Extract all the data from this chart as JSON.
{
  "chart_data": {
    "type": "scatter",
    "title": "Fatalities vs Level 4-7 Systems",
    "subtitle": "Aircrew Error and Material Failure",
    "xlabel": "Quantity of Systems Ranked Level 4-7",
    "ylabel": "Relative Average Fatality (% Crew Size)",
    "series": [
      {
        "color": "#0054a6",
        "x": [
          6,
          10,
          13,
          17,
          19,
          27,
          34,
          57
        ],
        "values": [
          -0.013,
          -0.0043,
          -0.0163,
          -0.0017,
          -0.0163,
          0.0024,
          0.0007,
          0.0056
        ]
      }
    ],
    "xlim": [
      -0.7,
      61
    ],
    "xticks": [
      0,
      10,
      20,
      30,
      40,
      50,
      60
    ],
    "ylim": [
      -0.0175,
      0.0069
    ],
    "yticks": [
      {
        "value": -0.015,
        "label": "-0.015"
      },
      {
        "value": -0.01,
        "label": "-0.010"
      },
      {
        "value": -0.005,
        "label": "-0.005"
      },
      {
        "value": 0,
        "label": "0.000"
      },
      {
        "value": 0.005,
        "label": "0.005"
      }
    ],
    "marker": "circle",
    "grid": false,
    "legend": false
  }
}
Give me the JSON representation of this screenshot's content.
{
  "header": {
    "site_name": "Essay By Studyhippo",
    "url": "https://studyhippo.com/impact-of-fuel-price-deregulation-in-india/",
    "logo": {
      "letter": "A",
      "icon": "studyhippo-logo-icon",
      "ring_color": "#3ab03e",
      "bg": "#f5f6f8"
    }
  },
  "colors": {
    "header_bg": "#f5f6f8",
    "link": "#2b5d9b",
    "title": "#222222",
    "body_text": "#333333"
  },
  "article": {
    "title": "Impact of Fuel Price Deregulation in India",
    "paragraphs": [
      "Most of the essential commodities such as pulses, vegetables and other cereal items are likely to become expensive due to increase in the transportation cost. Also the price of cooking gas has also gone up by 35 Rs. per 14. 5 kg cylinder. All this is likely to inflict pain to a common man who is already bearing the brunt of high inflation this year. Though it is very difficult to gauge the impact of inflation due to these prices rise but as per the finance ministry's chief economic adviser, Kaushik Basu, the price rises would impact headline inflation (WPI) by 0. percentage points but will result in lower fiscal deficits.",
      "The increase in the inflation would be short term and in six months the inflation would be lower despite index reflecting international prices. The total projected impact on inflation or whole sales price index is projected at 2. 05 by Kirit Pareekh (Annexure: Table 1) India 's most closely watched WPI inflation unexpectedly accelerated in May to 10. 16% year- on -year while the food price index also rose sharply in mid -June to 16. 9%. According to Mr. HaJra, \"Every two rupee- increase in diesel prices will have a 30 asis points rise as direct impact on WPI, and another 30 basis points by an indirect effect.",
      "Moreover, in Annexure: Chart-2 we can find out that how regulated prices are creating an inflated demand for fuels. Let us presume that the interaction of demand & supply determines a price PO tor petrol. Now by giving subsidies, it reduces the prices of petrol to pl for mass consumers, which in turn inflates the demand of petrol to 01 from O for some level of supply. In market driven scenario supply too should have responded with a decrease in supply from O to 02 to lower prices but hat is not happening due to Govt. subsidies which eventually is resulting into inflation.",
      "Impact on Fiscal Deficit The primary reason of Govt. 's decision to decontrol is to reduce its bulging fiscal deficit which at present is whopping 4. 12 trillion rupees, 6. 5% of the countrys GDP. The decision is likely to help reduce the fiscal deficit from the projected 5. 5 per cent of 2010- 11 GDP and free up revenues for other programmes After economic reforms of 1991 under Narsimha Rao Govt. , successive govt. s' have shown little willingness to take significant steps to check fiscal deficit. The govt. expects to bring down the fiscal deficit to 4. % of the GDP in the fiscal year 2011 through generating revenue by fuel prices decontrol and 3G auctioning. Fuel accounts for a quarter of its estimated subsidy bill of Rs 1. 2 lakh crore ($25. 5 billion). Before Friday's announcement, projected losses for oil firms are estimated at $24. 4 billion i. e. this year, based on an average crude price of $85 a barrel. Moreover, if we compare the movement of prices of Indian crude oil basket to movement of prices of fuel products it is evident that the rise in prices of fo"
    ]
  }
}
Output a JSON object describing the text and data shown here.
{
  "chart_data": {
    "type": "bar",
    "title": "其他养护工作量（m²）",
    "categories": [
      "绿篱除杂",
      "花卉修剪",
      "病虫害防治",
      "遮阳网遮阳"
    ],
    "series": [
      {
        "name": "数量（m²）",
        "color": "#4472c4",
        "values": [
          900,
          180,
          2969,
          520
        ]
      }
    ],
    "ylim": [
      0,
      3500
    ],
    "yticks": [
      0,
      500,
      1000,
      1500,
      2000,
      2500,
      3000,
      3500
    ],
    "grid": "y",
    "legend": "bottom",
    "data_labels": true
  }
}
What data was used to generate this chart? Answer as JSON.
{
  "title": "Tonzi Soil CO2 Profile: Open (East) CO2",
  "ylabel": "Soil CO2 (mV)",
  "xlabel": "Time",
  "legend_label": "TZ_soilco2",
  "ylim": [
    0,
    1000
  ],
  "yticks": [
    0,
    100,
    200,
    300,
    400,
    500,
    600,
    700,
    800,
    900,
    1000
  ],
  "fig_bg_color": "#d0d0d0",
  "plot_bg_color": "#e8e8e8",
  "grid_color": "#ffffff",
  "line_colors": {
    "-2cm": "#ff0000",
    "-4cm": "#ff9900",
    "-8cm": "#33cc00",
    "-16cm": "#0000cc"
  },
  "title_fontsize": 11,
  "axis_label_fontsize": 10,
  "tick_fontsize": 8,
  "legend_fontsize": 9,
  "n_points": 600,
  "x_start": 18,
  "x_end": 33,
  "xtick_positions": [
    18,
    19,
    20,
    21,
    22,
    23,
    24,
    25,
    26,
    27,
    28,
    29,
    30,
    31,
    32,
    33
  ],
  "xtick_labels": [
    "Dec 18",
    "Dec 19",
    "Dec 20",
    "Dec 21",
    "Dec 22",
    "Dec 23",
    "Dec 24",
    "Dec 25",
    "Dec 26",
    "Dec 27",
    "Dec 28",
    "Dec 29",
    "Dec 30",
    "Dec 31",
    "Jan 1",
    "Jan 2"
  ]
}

* [Instructions for the task]
Repeat the data precisely, reproducing every entry.

* [Response to this task]
Extract all the data from this chart as JSON.
{
  "chart_data": {
    "type": "scatter",
    "title": "Fatalities vs Level 4-7 Systems",
    "subtitle": "Aircrew Error and Material Failure",
    "xlabel": "Quantity of Systems Ranked Level 4-7",
    "ylabel": "Relative Average Fatality (% Crew Size)",
    "series": [
      {
        "color": "#0054a6",
        "x": [
          6,
          10,
          13,
          17,
          19,
          27,
          34,
          57
        ],
        "values": [
          -0.013,
          -0.0043,
          -0.0163,
          -0.0017,
          -0.0163,
          0.0024,
          0.0007,
          0.0056
        ]
      }
    ],
    "xlim": [
      -0.7,
      61
    ],
    "xticks": [
      0,
      10,
      20,
      30,
      40,
      50,
      60
    ],
    "ylim": [
      -0.0175,
      0.0069
    ],
    "yticks": [
      {
        "value": -0.015,
        "label": "-0.015"
      },
      {
        "value": -0.01,
        "label": "-0.010"
      },
      {
        "value": -0.005,
        "label": "-0.005"
      },
      {
        "value": 0,
        "label": "0.000"
      },
      {
        "value": 0.005,
        "label": "0.005"
      }
    ],
    "marker": "circle",
    "grid": false,
    "legend": false
  }
}
Give me the JSON representation of this screenshot's content.
{
  "header": {
    "site_name": "Essay By Studyhippo",
    "url": "https://studyhippo.com/impact-of-fuel-price-deregulation-in-india/",
    "logo": {
      "letter": "A",
      "icon": "studyhippo-logo-icon",
      "ring_color": "#3ab03e",
      "bg": "#f5f6f8"
    }
  },
  "colors": {
    "header_bg": "#f5f6f8",
    "link": "#2b5d9b",
    "title": "#222222",
    "body_text": "#333333"
  },
  "article": {
    "title": "Impact of Fuel Price Deregulation in India",
    "paragraphs": [
      "Most of the essential commodities such as pulses, vegetables and other cereal items are likely to become expensive due to increase in the transportation cost. Also the price of cooking gas has also gone up by 35 Rs. per 14. 5 kg cylinder. All this is likely to inflict pain to a common man who is already bearing the brunt of high inflation this year. Though it is very difficult to gauge the impact of inflation due to these prices rise but as per the finance ministry's chief economic adviser, Kaushik Basu, the price rises would impact headline inflation (WPI) by 0. percentage points but will result in lower fiscal deficits.",
      "The increase in the inflation would be short term and in six months the inflation would be lower despite index reflecting international prices. The total projected impact on inflation or whole sales price index is projected at 2. 05 by Kirit Pareekh (Annexure: Table 1) India 's most closely watched WPI inflation unexpectedly accelerated in May to 10. 16% year- on -year while the food price index also rose sharply in mid -June to 16. 9%. According to Mr. HaJra, \"Every two rupee- increase in diesel prices will have a 30 asis points rise as direct impact on WPI, and another 30 basis points by an indirect effect.",
      "Moreover, in Annexure: Chart-2 we can find out that how regulated prices are creating an inflated demand for fuels. Let us presume that the interaction of demand & supply determines a price PO tor petrol. Now by giving subsidies, it reduces the prices of petrol to pl for mass consumers, which in turn inflates the demand of petrol to 01 from O for some level of supply. In market driven scenario supply too should have responded with a decrease in supply from O to 02 to lower prices but hat is not happening due to Govt. subsidies which eventually is resulting into inflation.",
      "Impact on Fiscal Deficit The primary reason of Govt. 's decision to decontrol is to reduce its bulging fiscal deficit which at present is whopping 4. 12 trillion rupees, 6. 5% of the countrys GDP. The decision is likely to help reduce the fiscal deficit from the projected 5. 5 per cent of 2010- 11 GDP and free up revenues for other programmes After economic reforms of 1991 under Narsimha Rao Govt. , successive govt. s' have shown little willingness to take significant steps to check fiscal deficit. The govt. expects to bring down the fiscal deficit to 4. % of the GDP in the fiscal year 2011 through generating revenue by fuel prices decontrol and 3G auctioning. Fuel accounts for a quarter of its estimated subsidy bill of Rs 1. 2 lakh crore ($25. 5 billion). Before Friday's announcement, projected losses for oil firms are estimated at $24. 4 billion i. e. this year, based on an average crude price of $85 a barrel. Moreover, if we compare the movement of prices of Indian crude oil basket to movement of prices of fuel products it is evident that the rise in prices of fo"
    ]
  }
}
Output a JSON object describing the text and data shown here.
{
  "chart_data": {
    "type": "bar",
    "title": "其他养护工作量（m²）",
    "categories": [
      "绿篱除杂",
      "花卉修剪",
      "病虫害防治",
      "遮阳网遮阳"
    ],
    "series": [
      {
        "name": "数量（m²）",
        "color": "#4472c4",
        "values": [
          900,
          180,
          2969,
          520
        ]
      }
    ],
    "ylim": [
      0,
      3500
    ],
    "yticks": [
      0,
      500,
      1000,
      1500,
      2000,
      2500,
      3000,
      3500
    ],
    "grid": "y",
    "legend": "bottom",
    "data_labels": true
  }
}
What data was used to generate this chart? Answer as JSON.
{
  "title": "Tonzi Soil CO2 Profile: Open (East) CO2",
  "ylabel": "Soil CO2 (mV)",
  "xlabel": "Time",
  "legend_label": "TZ_soilco2",
  "ylim": [
    0,
    1000
  ],
  "yticks": [
    0,
    100,
    200,
    300,
    400,
    500,
    600,
    700,
    800,
    900,
    1000
  ],
  "fig_bg_color": "#d0d0d0",
  "plot_bg_color": "#e8e8e8",
  "grid_color": "#ffffff",
  "line_colors": {
    "-2cm": "#ff0000",
    "-4cm": "#ff9900",
    "-8cm": "#33cc00",
    "-16cm": "#0000cc"
  },
  "title_fontsize": 11,
  "axis_label_fontsize": 10,
  "tick_fontsize": 8,
  "legend_fontsize": 9,
  "n_points": 600,
  "x_start": 18,
  "x_end": 33,
  "xtick_positions": [
    18,
    19,
    20,
    21,
    22,
    23,
    24,
    25,
    26,
    27,
    28,
    29,
    30,
    31,
    32,
    33
  ],
  "xtick_labels": [
    "Dec 18",
    "Dec 19",
    "Dec 20",
    "Dec 21",
    "Dec 22",
    "Dec 23",
    "Dec 24",
    "Dec 25",
    "Dec 26",
    "Dec 27",
    "Dec 28",
    "Dec 29",
    "Dec 30",
    "Dec 31",
    "Jan 1",
    "Jan 2"
  ]
}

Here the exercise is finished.